The request — Check each line of the records for "content"; collect those that have it.
^^^^
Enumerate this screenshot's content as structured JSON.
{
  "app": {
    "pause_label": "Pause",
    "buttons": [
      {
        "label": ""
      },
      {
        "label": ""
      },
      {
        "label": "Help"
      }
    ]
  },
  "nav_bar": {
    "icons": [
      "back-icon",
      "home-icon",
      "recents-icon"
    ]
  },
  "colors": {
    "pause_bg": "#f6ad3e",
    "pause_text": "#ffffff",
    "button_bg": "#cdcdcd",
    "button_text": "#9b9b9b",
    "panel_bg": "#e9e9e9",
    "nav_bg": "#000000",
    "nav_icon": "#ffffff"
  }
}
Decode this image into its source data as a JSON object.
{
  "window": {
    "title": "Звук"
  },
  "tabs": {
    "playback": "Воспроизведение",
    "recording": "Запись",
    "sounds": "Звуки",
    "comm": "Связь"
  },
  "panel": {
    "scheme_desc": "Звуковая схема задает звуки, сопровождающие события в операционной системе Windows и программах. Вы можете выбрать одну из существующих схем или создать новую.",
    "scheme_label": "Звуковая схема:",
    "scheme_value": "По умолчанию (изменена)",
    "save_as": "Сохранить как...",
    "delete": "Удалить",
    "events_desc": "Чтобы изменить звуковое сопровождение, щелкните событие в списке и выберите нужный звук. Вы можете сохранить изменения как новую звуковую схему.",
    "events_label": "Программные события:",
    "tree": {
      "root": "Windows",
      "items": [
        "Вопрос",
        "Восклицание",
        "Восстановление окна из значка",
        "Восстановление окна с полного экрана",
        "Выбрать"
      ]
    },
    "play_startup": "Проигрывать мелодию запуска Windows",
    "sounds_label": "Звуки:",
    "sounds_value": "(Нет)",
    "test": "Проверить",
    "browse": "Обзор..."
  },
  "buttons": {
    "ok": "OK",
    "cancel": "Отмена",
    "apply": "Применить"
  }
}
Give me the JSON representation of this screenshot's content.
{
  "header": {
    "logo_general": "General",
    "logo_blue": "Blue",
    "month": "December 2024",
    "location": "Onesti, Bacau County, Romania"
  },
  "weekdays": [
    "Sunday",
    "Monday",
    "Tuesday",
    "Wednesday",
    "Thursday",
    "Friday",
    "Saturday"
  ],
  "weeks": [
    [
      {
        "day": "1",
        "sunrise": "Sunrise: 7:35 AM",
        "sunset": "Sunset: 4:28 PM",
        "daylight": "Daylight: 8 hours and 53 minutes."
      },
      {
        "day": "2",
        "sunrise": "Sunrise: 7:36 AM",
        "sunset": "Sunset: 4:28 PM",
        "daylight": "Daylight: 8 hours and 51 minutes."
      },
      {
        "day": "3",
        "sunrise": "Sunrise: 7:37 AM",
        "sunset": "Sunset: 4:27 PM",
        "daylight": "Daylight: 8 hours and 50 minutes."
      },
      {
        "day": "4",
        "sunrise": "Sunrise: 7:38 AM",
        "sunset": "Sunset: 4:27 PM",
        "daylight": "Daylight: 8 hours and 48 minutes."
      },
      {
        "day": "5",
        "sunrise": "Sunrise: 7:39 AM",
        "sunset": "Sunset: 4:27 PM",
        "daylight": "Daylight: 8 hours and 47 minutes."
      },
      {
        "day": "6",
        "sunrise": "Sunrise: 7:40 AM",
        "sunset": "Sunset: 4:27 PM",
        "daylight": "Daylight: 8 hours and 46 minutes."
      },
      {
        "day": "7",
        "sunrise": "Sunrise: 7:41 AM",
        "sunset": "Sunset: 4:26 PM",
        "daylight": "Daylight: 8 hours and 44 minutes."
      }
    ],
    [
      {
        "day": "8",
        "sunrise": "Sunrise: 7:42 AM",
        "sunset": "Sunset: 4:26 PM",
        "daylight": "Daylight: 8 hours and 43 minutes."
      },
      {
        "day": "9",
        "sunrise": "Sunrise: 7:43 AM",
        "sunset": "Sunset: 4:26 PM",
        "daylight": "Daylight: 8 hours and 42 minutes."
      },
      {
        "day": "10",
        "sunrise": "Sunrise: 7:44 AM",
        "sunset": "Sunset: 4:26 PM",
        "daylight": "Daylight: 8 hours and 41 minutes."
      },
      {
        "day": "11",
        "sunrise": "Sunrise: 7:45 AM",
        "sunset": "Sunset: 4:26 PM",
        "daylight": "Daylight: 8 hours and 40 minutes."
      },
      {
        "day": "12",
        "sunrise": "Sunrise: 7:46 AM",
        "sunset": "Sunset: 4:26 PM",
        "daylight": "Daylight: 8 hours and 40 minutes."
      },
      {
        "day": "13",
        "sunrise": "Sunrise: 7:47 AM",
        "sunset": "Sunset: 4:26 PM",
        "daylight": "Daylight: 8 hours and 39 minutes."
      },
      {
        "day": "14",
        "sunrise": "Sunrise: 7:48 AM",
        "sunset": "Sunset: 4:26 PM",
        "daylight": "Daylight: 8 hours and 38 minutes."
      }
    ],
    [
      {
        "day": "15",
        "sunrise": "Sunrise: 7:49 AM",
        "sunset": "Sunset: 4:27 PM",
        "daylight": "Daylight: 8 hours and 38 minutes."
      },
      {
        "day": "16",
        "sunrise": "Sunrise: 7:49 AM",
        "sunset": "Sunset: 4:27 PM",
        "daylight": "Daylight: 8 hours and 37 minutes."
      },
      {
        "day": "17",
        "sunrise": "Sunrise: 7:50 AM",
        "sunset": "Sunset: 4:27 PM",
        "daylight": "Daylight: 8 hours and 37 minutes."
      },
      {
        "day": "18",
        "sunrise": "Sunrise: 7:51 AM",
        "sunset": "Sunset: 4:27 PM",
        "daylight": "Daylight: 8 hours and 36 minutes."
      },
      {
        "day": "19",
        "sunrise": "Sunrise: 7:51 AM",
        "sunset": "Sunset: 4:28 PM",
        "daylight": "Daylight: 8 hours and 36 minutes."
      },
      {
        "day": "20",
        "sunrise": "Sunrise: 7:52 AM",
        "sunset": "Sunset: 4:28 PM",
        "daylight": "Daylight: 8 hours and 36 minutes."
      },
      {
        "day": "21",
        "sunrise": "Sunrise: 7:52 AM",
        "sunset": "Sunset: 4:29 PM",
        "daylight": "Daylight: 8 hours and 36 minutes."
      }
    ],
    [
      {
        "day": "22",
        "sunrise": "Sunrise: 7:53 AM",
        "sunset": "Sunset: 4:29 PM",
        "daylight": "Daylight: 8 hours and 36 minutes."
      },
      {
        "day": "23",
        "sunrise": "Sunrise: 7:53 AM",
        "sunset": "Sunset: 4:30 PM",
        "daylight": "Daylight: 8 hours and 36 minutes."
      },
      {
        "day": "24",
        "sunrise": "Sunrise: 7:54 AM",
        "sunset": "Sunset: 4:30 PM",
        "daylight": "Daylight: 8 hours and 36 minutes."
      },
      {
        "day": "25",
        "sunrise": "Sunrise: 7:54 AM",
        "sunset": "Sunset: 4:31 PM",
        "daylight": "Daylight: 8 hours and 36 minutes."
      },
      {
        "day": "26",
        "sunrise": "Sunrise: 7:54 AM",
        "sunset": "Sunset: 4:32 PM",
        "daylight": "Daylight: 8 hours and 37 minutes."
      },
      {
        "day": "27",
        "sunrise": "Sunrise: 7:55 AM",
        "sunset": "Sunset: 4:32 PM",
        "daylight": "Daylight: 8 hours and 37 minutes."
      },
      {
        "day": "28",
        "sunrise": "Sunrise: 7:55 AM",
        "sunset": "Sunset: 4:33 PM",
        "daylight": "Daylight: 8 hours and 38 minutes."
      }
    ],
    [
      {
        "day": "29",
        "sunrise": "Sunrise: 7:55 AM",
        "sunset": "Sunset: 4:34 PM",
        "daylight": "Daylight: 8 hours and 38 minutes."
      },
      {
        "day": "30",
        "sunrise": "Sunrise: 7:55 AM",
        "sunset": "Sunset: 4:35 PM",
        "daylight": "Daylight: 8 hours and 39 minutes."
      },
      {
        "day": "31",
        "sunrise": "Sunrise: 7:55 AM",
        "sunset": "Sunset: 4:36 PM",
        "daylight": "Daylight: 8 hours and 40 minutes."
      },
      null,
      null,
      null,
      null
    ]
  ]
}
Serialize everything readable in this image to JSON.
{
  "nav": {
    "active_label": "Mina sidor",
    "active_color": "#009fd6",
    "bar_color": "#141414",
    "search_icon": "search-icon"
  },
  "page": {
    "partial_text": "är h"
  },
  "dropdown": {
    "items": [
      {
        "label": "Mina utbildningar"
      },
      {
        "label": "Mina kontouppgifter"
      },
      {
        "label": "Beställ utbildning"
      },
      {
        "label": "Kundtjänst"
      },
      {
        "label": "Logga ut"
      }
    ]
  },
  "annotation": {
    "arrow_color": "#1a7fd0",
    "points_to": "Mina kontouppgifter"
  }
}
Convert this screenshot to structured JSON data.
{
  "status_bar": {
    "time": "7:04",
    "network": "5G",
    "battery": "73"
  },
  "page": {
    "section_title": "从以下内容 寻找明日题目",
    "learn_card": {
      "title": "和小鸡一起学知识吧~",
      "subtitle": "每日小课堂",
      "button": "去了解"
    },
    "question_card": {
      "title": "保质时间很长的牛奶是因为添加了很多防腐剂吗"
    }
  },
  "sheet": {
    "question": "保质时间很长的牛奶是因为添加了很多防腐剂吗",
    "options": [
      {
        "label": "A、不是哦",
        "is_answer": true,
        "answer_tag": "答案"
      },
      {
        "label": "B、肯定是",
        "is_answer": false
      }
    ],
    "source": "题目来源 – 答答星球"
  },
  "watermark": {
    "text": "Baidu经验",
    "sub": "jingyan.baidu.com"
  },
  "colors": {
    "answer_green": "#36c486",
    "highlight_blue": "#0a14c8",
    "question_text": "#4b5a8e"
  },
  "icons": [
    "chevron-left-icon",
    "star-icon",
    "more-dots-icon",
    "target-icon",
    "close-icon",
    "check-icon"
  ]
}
^^^^
Solution to the problem —
Enumerate this screenshot's content as structured JSON.
Give me the JSON representation of this screenshot's content.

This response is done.